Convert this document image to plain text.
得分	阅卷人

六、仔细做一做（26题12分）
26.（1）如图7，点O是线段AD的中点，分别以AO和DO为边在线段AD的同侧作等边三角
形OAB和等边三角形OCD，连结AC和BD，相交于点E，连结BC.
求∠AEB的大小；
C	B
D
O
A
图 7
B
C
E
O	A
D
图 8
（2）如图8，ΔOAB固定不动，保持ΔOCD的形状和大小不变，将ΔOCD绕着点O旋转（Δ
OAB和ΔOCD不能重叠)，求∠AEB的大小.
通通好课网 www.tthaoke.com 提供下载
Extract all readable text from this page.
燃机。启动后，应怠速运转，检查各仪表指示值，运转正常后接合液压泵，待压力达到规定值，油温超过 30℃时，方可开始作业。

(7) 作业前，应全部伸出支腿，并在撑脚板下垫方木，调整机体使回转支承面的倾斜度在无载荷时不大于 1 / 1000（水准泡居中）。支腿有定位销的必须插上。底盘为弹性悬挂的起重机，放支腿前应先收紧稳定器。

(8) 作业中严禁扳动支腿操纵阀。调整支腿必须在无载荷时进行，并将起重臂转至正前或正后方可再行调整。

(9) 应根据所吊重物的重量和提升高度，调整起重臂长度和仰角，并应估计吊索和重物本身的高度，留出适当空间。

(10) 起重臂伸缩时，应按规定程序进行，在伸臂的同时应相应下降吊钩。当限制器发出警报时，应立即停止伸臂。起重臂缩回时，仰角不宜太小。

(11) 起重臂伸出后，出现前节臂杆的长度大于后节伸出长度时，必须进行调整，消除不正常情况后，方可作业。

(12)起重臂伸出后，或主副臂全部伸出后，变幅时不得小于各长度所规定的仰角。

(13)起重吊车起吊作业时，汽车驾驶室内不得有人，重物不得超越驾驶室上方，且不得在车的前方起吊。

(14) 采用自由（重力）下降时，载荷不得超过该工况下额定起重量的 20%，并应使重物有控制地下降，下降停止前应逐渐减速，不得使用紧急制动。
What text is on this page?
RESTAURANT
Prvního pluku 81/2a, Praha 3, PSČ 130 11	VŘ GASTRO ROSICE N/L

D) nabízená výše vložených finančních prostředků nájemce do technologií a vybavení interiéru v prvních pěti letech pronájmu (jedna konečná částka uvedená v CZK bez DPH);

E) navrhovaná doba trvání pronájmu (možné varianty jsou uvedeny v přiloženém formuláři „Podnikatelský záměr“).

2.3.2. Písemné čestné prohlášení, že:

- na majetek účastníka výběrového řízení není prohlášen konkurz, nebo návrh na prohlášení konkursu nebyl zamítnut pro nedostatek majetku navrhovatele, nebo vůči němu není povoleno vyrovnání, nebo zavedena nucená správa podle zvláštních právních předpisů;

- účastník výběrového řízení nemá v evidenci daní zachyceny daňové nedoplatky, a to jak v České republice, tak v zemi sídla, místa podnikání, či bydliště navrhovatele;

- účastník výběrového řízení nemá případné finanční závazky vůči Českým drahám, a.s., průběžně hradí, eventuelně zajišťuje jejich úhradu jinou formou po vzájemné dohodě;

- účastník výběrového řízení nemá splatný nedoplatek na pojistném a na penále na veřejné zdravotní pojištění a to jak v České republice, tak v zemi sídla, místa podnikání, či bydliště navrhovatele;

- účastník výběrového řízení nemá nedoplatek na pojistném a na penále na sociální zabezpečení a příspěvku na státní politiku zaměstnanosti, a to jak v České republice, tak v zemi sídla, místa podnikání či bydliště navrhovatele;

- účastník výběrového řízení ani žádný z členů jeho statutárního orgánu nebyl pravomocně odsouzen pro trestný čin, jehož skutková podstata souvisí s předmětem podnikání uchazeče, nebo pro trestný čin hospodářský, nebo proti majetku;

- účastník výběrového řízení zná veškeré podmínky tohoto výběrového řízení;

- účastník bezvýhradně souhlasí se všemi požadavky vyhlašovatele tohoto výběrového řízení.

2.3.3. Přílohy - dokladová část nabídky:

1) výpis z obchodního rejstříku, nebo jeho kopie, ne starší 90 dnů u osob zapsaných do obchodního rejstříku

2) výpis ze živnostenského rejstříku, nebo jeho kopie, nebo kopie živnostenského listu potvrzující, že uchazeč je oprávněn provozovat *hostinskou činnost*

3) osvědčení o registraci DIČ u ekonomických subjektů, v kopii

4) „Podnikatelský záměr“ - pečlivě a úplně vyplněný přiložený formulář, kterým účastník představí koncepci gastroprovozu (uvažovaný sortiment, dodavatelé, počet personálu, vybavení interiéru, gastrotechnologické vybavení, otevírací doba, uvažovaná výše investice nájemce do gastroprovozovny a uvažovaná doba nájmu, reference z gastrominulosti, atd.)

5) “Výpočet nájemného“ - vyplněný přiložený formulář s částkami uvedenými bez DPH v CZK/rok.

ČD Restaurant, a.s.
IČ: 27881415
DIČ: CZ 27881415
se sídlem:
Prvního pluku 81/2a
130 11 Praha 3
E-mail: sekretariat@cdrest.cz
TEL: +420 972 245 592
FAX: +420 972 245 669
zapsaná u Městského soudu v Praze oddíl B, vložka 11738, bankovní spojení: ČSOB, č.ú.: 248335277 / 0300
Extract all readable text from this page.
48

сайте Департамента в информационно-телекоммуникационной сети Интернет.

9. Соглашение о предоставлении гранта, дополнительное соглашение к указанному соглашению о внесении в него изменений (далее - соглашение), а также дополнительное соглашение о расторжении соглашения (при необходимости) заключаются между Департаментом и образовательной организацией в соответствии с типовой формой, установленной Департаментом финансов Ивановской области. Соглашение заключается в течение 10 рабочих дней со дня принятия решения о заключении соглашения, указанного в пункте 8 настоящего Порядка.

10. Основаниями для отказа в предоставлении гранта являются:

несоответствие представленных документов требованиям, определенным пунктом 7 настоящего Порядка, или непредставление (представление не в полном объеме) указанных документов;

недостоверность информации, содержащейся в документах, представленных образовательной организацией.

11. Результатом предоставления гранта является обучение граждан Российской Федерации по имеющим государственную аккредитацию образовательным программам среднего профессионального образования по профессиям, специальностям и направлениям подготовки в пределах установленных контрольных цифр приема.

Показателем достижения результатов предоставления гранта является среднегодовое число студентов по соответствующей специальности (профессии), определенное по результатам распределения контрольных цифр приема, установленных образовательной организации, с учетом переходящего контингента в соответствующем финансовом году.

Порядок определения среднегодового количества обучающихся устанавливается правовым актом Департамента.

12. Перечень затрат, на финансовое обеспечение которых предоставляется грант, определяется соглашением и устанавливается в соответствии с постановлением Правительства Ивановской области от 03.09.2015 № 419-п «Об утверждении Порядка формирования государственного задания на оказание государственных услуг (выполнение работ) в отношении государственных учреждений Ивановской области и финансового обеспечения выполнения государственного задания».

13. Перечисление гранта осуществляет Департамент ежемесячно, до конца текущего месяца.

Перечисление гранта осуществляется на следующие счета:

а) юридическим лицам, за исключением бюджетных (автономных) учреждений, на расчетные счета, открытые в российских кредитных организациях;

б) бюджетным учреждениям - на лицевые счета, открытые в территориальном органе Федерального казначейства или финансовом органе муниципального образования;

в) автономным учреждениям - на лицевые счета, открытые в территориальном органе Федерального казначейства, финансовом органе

(What is being asked):
Your task is to transcribe the material exactly.

(Task response):
Convert this document image to plain text.
得分	阅卷人

六、仔细做一做（26题12分）
26.（1）如图7，点O是线段AD的中点，分别以AO和DO为边在线段AD的同侧作等边三角
形OAB和等边三角形OCD，连结AC和BD，相交于点E，连结BC.
求∠AEB的大小；
C	B
D
O
A
图 7
B
C
E
O	A
D
图 8
（2）如图8，ΔOAB固定不动，保持ΔOCD的形状和大小不变，将ΔOCD绕着点O旋转（Δ
OAB和ΔOCD不能重叠)，求∠AEB的大小.
通通好课网 www.tthaoke.com 提供下载
Extract all readable text from this page.
燃机。启动后，应怠速运转，检查各仪表指示值，运转正常后接合液压泵，待压力达到规定值，油温超过 30℃时，方可开始作业。

(7) 作业前，应全部伸出支腿，并在撑脚板下垫方木，调整机体使回转支承面的倾斜度在无载荷时不大于 1 / 1000（水准泡居中）。支腿有定位销的必须插上。底盘为弹性悬挂的起重机，放支腿前应先收紧稳定器。

(8) 作业中严禁扳动支腿操纵阀。调整支腿必须在无载荷时进行，并将起重臂转至正前或正后方可再行调整。

(9) 应根据所吊重物的重量和提升高度，调整起重臂长度和仰角，并应估计吊索和重物本身的高度，留出适当空间。

(10) 起重臂伸缩时，应按规定程序进行，在伸臂的同时应相应下降吊钩。当限制器发出警报时，应立即停止伸臂。起重臂缩回时，仰角不宜太小。

(11) 起重臂伸出后，出现前节臂杆的长度大于后节伸出长度时，必须进行调整，消除不正常情况后，方可作业。

(12)起重臂伸出后，或主副臂全部伸出后，变幅时不得小于各长度所规定的仰角。

(13)起重吊车起吊作业时，汽车驾驶室内不得有人，重物不得超越驾驶室上方，且不得在车的前方起吊。

(14) 采用自由（重力）下降时，载荷不得超过该工况下额定起重量的 20%，并应使重物有控制地下降，下降停止前应逐渐减速，不得使用紧急制动。
What text is on this page?
RESTAURANT
Prvního pluku 81/2a, Praha 3, PSČ 130 11	VŘ GASTRO ROSICE N/L

D) nabízená výše vložených finančních prostředků nájemce do technologií a vybavení interiéru v prvních pěti letech pronájmu (jedna konečná částka uvedená v CZK bez DPH);

E) navrhovaná doba trvání pronájmu (možné varianty jsou uvedeny v přiloženém formuláři „Podnikatelský záměr“).

2.3.2. Písemné čestné prohlášení, že:

- na majetek účastníka výběrového řízení není prohlášen konkurz, nebo návrh na prohlášení konkursu nebyl zamítnut pro nedostatek majetku navrhovatele, nebo vůči němu není povoleno vyrovnání, nebo zavedena nucená správa podle zvláštních právních předpisů;

- účastník výběrového řízení nemá v evidenci daní zachyceny daňové nedoplatky, a to jak v České republice, tak v zemi sídla, místa podnikání, či bydliště navrhovatele;

- účastník výběrového řízení nemá případné finanční závazky vůči Českým drahám, a.s., průběžně hradí, eventuelně zajišťuje jejich úhradu jinou formou po vzájemné dohodě;

- účastník výběrového řízení nemá splatný nedoplatek na pojistném a na penále na veřejné zdravotní pojištění a to jak v České republice, tak v zemi sídla, místa podnikání, či bydliště navrhovatele;

- účastník výběrového řízení nemá nedoplatek na pojistném a na penále na sociální zabezpečení a příspěvku na státní politiku zaměstnanosti, a to jak v České republice, tak v zemi sídla, místa podnikání či bydliště navrhovatele;

- účastník výběrového řízení ani žádný z členů jeho statutárního orgánu nebyl pravomocně odsouzen pro trestný čin, jehož skutková podstata souvisí s předmětem podnikání uchazeče, nebo pro trestný čin hospodářský, nebo proti majetku;

- účastník výběrového řízení zná veškeré podmínky tohoto výběrového řízení;

- účastník bezvýhradně souhlasí se všemi požadavky vyhlašovatele tohoto výběrového řízení.

2.3.3. Přílohy - dokladová část nabídky:

1) výpis z obchodního rejstříku, nebo jeho kopie, ne starší 90 dnů u osob zapsaných do obchodního rejstříku

2) výpis ze živnostenského rejstříku, nebo jeho kopie, nebo kopie živnostenského listu potvrzující, že uchazeč je oprávněn provozovat *hostinskou činnost*

3) osvědčení o registraci DIČ u ekonomických subjektů, v kopii

4) „Podnikatelský záměr“ - pečlivě a úplně vyplněný přiložený formulář, kterým účastník představí koncepci gastroprovozu (uvažovaný sortiment, dodavatelé, počet personálu, vybavení interiéru, gastrotechnologické vybavení, otevírací doba, uvažovaná výše investice nájemce do gastroprovozovny a uvažovaná doba nájmu, reference z gastrominulosti, atd.)

5) “Výpočet nájemného“ - vyplněný přiložený formulář s částkami uvedenými bez DPH v CZK/rok.

ČD Restaurant, a.s.
IČ: 27881415
DIČ: CZ 27881415
se sídlem:
Prvního pluku 81/2a
130 11 Praha 3
E-mail: sekretariat@cdrest.cz
TEL: +420 972 245 592
FAX: +420 972 245 669
zapsaná u Městského soudu v Praze oddíl B, vložka 11738, bankovní spojení: ČSOB, č.ú.: 248335277 / 0300
Extract all readable text from this page.
48

сайте Департамента в информационно-телекоммуникационной сети Интернет.

9. Соглашение о предоставлении гранта, дополнительное соглашение к указанному соглашению о внесении в него изменений (далее - соглашение), а также дополнительное соглашение о расторжении соглашения (при необходимости) заключаются между Департаментом и образовательной организацией в соответствии с типовой формой, установленной Департаментом финансов Ивановской области. Соглашение заключается в течение 10 рабочих дней со дня принятия решения о заключении соглашения, указанного в пункте 8 настоящего Порядка.

10. Основаниями для отказа в предоставлении гранта являются:

несоответствие представленных документов требованиям, определенным пунктом 7 настоящего Порядка, или непредставление (представление не в полном объеме) указанных документов;

недостоверность информации, содержащейся в документах, представленных образовательной организацией.

11. Результатом предоставления гранта является обучение граждан Российской Федерации по имеющим государственную аккредитацию образовательным программам среднего профессионального образования по профессиям, специальностям и направлениям подготовки в пределах установленных контрольных цифр приема.

Показателем достижения результатов предоставления гранта является среднегодовое число студентов по соответствующей специальности (профессии), определенное по результатам распределения контрольных цифр приема, установленных образовательной организации, с учетом переходящего контингента в соответствующем финансовом году.

Порядок определения среднегодового количества обучающихся устанавливается правовым актом Департамента.

12. Перечень затрат, на финансовое обеспечение которых предоставляется грант, определяется соглашением и устанавливается в соответствии с постановлением Правительства Ивановской области от 03.09.2015 № 419-п «Об утверждении Порядка формирования государственного задания на оказание государственных услуг (выполнение работ) в отношении государственных учреждений Ивановской области и финансового обеспечения выполнения государственного задания».

13. Перечисление гранта осуществляет Департамент ежемесячно, до конца текущего месяца.

Перечисление гранта осуществляется на следующие счета:

а) юридическим лицам, за исключением бюджетных (автономных) учреждений, на расчетные счета, открытые в российских кредитных организациях;

б) бюджетным учреждениям - на лицевые счета, открытые в территориальном органе Федерального казначейства или финансовом органе муниципального образования;

в) автономным учреждениям - на лицевые счета, открытые в территориальном органе Федерального казначейства, финансовом органе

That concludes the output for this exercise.